*TASK TO CARRY OUT:* Give the listing again in full, exactly as written.

Collection entries:
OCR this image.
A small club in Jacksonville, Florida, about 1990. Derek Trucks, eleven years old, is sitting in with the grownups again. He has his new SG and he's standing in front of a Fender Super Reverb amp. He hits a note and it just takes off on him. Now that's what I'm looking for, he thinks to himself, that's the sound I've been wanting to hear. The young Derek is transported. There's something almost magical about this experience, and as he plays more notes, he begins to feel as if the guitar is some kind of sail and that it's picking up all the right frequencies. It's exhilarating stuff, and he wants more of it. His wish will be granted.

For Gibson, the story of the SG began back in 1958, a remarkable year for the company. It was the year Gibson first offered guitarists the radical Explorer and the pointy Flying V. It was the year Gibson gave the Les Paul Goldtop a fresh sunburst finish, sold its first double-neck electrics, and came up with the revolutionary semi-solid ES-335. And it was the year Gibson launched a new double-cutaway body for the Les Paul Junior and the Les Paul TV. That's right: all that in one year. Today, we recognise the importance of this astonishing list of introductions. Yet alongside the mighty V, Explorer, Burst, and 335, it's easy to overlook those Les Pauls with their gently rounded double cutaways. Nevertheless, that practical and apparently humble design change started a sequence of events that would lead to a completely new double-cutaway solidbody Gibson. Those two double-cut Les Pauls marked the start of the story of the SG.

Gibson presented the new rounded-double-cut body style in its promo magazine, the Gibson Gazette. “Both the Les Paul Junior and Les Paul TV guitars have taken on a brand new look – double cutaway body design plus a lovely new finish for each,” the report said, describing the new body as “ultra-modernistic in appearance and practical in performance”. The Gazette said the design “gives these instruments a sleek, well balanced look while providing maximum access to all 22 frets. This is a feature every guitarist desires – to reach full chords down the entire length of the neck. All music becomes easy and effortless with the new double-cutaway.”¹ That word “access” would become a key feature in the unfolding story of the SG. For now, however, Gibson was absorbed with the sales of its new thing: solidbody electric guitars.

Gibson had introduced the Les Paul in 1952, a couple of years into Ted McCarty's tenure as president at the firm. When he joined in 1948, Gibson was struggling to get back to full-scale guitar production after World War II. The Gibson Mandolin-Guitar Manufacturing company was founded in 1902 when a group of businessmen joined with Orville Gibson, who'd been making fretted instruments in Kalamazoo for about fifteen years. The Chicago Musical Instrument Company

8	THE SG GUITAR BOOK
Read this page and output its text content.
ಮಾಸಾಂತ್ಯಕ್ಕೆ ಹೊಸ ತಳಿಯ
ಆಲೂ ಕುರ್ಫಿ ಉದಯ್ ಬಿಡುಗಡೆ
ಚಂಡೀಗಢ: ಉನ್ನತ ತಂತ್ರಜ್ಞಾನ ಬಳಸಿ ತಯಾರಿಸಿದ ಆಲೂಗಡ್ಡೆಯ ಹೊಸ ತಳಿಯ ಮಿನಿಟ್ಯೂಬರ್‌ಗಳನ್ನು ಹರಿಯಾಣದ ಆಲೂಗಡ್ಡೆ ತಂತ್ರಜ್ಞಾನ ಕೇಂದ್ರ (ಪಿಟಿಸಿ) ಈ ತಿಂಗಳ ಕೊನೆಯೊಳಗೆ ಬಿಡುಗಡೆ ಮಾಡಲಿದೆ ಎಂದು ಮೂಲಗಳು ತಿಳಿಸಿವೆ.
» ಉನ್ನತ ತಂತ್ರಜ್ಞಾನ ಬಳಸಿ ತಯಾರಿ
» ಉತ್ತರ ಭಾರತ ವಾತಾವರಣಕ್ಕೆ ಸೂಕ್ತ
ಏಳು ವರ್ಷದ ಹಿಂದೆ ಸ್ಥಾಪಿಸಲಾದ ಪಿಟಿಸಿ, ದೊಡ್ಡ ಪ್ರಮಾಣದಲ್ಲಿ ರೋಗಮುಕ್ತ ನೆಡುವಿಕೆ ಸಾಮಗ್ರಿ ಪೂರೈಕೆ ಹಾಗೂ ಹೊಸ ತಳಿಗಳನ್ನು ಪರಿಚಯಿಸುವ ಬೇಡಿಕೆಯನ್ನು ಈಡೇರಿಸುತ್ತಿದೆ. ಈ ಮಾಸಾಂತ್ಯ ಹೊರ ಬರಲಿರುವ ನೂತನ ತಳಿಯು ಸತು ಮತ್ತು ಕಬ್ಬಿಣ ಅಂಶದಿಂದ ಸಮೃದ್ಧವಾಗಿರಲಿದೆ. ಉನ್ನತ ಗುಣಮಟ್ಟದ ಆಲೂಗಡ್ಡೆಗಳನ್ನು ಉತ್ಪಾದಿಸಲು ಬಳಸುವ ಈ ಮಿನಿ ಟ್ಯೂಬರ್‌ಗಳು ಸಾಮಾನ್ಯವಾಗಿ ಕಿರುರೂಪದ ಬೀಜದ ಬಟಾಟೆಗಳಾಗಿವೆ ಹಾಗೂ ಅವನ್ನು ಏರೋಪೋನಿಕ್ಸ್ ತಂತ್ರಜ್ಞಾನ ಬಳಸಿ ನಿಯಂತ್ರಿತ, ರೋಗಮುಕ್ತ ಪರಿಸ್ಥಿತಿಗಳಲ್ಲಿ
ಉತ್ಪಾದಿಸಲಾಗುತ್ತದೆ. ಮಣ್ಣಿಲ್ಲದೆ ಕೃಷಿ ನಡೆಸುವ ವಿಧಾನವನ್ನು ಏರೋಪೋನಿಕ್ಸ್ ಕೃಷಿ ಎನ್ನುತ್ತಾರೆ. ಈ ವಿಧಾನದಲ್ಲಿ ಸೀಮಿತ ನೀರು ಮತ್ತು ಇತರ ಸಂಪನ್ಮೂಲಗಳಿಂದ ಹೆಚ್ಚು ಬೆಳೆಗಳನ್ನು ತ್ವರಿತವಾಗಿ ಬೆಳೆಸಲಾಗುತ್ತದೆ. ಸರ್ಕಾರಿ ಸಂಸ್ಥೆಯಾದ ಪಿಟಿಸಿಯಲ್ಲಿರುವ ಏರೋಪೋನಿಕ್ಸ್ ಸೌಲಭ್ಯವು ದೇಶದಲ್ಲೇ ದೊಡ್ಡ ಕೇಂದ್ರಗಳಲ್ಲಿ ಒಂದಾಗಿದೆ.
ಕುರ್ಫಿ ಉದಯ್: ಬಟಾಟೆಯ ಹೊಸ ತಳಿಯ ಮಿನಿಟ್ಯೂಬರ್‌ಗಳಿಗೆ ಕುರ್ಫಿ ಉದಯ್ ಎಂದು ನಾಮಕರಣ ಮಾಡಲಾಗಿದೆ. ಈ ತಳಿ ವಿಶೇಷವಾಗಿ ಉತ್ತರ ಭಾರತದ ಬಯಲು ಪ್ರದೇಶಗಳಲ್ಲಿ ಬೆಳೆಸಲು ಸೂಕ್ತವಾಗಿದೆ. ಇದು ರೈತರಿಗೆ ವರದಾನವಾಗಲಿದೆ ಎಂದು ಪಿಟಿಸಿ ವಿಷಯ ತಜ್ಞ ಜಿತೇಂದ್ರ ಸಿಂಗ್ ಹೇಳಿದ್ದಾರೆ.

*EXERCISE SOLUTION:*
OCR this image.
A small club in Jacksonville, Florida, about 1990. Derek Trucks, eleven years old, is sitting in with the grownups again. He has his new SG and he's standing in front of a Fender Super Reverb amp. He hits a note and it just takes off on him. Now that's what I'm looking for, he thinks to himself, that's the sound I've been wanting to hear. The young Derek is transported. There's something almost magical about this experience, and as he plays more notes, he begins to feel as if the guitar is some kind of sail and that it's picking up all the right frequencies. It's exhilarating stuff, and he wants more of it. His wish will be granted.

For Gibson, the story of the SG began back in 1958, a remarkable year for the company. It was the year Gibson first offered guitarists the radical Explorer and the pointy Flying V. It was the year Gibson gave the Les Paul Goldtop a fresh sunburst finish, sold its first double-neck electrics, and came up with the revolutionary semi-solid ES-335. And it was the year Gibson launched a new double-cutaway body for the Les Paul Junior and the Les Paul TV. That's right: all that in one year. Today, we recognise the importance of this astonishing list of introductions. Yet alongside the mighty V, Explorer, Burst, and 335, it's easy to overlook those Les Pauls with their gently rounded double cutaways. Nevertheless, that practical and apparently humble design change started a sequence of events that would lead to a completely new double-cutaway solidbody Gibson. Those two double-cut Les Pauls marked the start of the story of the SG.

Gibson presented the new rounded-double-cut body style in its promo magazine, the Gibson Gazette. “Both the Les Paul Junior and Les Paul TV guitars have taken on a brand new look – double cutaway body design plus a lovely new finish for each,” the report said, describing the new body as “ultra-modernistic in appearance and practical in performance”. The Gazette said the design “gives these instruments a sleek, well balanced look while providing maximum access to all 22 frets. This is a feature every guitarist desires – to reach full chords down the entire length of the neck. All music becomes easy and effortless with the new double-cutaway.”¹ That word “access” would become a key feature in the unfolding story of the SG. For now, however, Gibson was absorbed with the sales of its new thing: solidbody electric guitars.

Gibson had introduced the Les Paul in 1952, a couple of years into Ted McCarty's tenure as president at the firm. When he joined in 1948, Gibson was struggling to get back to full-scale guitar production after World War II. The Gibson Mandolin-Guitar Manufacturing company was founded in 1902 when a group of businessmen joined with Orville Gibson, who'd been making fretted instruments in Kalamazoo for about fifteen years. The Chicago Musical Instrument Company

8	THE SG GUITAR BOOK
Read this page and output its text content.
ಮಾಸಾಂತ್ಯಕ್ಕೆ ಹೊಸ ತಳಿಯ
ಆಲೂ ಕುರ್ಫಿ ಉದಯ್ ಬಿಡುಗಡೆ
ಚಂಡೀಗಢ: ಉನ್ನತ ತಂತ್ರಜ್ಞಾನ ಬಳಸಿ ತಯಾರಿಸಿದ ಆಲೂಗಡ್ಡೆಯ ಹೊಸ ತಳಿಯ ಮಿನಿಟ್ಯೂಬರ್‌ಗಳನ್ನು ಹರಿಯಾಣದ ಆಲೂಗಡ್ಡೆ ತಂತ್ರಜ್ಞಾನ ಕೇಂದ್ರ (ಪಿಟಿಸಿ) ಈ ತಿಂಗಳ ಕೊನೆಯೊಳಗೆ ಬಿಡುಗಡೆ ಮಾಡಲಿದೆ ಎಂದು ಮೂಲಗಳು ತಿಳಿಸಿವೆ.
» ಉನ್ನತ ತಂತ್ರಜ್ಞಾನ ಬಳಸಿ ತಯಾರಿ
» ಉತ್ತರ ಭಾರತ ವಾತಾವರಣಕ್ಕೆ ಸೂಕ್ತ
ಏಳು ವರ್ಷದ ಹಿಂದೆ ಸ್ಥಾಪಿಸಲಾದ ಪಿಟಿಸಿ, ದೊಡ್ಡ ಪ್ರಮಾಣದಲ್ಲಿ ರೋಗಮುಕ್ತ ನೆಡುವಿಕೆ ಸಾಮಗ್ರಿ ಪೂರೈಕೆ ಹಾಗೂ ಹೊಸ ತಳಿಗಳನ್ನು ಪರಿಚಯಿಸುವ ಬೇಡಿಕೆಯನ್ನು ಈಡೇರಿಸುತ್ತಿದೆ. ಈ ಮಾಸಾಂತ್ಯ ಹೊರ ಬರಲಿರುವ ನೂತನ ತಳಿಯು ಸತು ಮತ್ತು ಕಬ್ಬಿಣ ಅಂಶದಿಂದ ಸಮೃದ್ಧವಾಗಿರಲಿದೆ. ಉನ್ನತ ಗುಣಮಟ್ಟದ ಆಲೂಗಡ್ಡೆಗಳನ್ನು ಉತ್ಪಾದಿಸಲು ಬಳಸುವ ಈ ಮಿನಿ ಟ್ಯೂಬರ್‌ಗಳು ಸಾಮಾನ್ಯವಾಗಿ ಕಿರುರೂಪದ ಬೀಜದ ಬಟಾಟೆಗಳಾಗಿವೆ ಹಾಗೂ ಅವನ್ನು ಏರೋಪೋನಿಕ್ಸ್ ತಂತ್ರಜ್ಞಾನ ಬಳಸಿ ನಿಯಂತ್ರಿತ, ರೋಗಮುಕ್ತ ಪರಿಸ್ಥಿತಿಗಳಲ್ಲಿ
ಉತ್ಪಾದಿಸಲಾಗುತ್ತದೆ. ಮಣ್ಣಿಲ್ಲದೆ ಕೃಷಿ ನಡೆಸುವ ವಿಧಾನವನ್ನು ಏರೋಪೋನಿಕ್ಸ್ ಕೃಷಿ ಎನ್ನುತ್ತಾರೆ. ಈ ವಿಧಾನದಲ್ಲಿ ಸೀಮಿತ ನೀರು ಮತ್ತು ಇತರ ಸಂಪನ್ಮೂಲಗಳಿಂದ ಹೆಚ್ಚು ಬೆಳೆಗಳನ್ನು ತ್ವರಿತವಾಗಿ ಬೆಳೆಸಲಾಗುತ್ತದೆ. ಸರ್ಕಾರಿ ಸಂಸ್ಥೆಯಾದ ಪಿಟಿಸಿಯಲ್ಲಿರುವ ಏರೋಪೋನಿಕ್ಸ್ ಸೌಲಭ್ಯವು ದೇಶದಲ್ಲೇ ದೊಡ್ಡ ಕೇಂದ್ರಗಳಲ್ಲಿ ಒಂದಾಗಿದೆ.
ಕುರ್ಫಿ ಉದಯ್: ಬಟಾಟೆಯ ಹೊಸ ತಳಿಯ ಮಿನಿಟ್ಯೂಬರ್‌ಗಳಿಗೆ ಕುರ್ಫಿ ಉದಯ್ ಎಂದು ನಾಮಕರಣ ಮಾಡಲಾಗಿದೆ. ಈ ತಳಿ ವಿಶೇಷವಾಗಿ ಉತ್ತರ ಭಾರತದ ಬಯಲು ಪ್ರದೇಶಗಳಲ್ಲಿ ಬೆಳೆಸಲು ಸೂಕ್ತವಾಗಿದೆ. ಇದು ರೈತರಿಗೆ ವರದಾನವಾಗಲಿದೆ ಎಂದು ಪಿಟಿಸಿ ವಿಷಯ ತಜ್ಞ ಜಿತೇಂದ್ರ ಸಿಂಗ್ ಹೇಳಿದ್ದಾರೆ.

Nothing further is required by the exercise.